◆ **Requirements**:
Write out all entries word for word.

◆ **Records for processing**:

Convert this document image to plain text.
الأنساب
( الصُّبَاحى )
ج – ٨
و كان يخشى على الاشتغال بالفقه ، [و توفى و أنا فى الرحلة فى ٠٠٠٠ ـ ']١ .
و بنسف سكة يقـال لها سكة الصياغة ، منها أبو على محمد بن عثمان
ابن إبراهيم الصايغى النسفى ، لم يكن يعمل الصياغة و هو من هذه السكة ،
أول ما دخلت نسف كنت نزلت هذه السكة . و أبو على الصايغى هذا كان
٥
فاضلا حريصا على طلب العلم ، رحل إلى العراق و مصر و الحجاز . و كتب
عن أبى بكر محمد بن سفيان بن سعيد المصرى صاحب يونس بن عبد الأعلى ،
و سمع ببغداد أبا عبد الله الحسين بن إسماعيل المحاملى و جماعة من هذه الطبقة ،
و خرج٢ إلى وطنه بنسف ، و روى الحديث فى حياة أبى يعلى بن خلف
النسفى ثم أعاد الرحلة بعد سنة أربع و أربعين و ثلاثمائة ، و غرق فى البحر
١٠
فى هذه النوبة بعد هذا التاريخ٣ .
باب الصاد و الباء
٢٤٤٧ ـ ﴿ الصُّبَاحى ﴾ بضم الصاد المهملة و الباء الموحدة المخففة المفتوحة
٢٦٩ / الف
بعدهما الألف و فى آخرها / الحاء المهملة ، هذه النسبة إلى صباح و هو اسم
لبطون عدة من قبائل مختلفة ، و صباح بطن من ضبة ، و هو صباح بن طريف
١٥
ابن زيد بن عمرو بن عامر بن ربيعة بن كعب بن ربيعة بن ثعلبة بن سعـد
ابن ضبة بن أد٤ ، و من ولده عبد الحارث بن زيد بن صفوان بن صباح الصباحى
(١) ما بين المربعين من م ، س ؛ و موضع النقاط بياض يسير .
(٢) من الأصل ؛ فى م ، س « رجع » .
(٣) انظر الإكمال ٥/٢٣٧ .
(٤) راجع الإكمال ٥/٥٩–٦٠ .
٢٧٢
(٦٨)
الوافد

◆ **Answer to this task**:
Convert this document image to plain text.
الأنساب
( الصُّبَاحى )
ج – ٨
و كان يخشى على الاشتغال بالفقه ، [و توفى و أنا فى الرحلة فى ٠٠٠٠ ـ ']١ .
و بنسف سكة يقـال لها سكة الصياغة ، منها أبو على محمد بن عثمان
ابن إبراهيم الصايغى النسفى ، لم يكن يعمل الصياغة و هو من هذه السكة ،
أول ما دخلت نسف كنت نزلت هذه السكة . و أبو على الصايغى هذا كان
٥
فاضلا حريصا على طلب العلم ، رحل إلى العراق و مصر و الحجاز . و كتب
عن أبى بكر محمد بن سفيان بن سعيد المصرى صاحب يونس بن عبد الأعلى ،
و سمع ببغداد أبا عبد الله الحسين بن إسماعيل المحاملى و جماعة من هذه الطبقة ،
و خرج٢ إلى وطنه بنسف ، و روى الحديث فى حياة أبى يعلى بن خلف
النسفى ثم أعاد الرحلة بعد سنة أربع و أربعين و ثلاثمائة ، و غرق فى البحر
١٠
فى هذه النوبة بعد هذا التاريخ٣ .
باب الصاد و الباء
٢٤٤٧ ـ ﴿ الصُّبَاحى ﴾ بضم الصاد المهملة و الباء الموحدة المخففة المفتوحة
٢٦٩ / الف
بعدهما الألف و فى آخرها / الحاء المهملة ، هذه النسبة إلى صباح و هو اسم
لبطون عدة من قبائل مختلفة ، و صباح بطن من ضبة ، و هو صباح بن طريف
١٥
ابن زيد بن عمرو بن عامر بن ربيعة بن كعب بن ربيعة بن ثعلبة بن سعـد
ابن ضبة بن أد٤ ، و من ولده عبد الحارث بن زيد بن صفوان بن صباح الصباحى
(١) ما بين المربعين من م ، س ؛ و موضع النقاط بياض يسير .
(٢) من الأصل ؛ فى م ، س « رجع » .
(٣) انظر الإكمال ٥/٢٣٧ .
(٤) راجع الإكمال ٥/٥٩–٦٠ .
٢٧٢
(٦٨)
الوافد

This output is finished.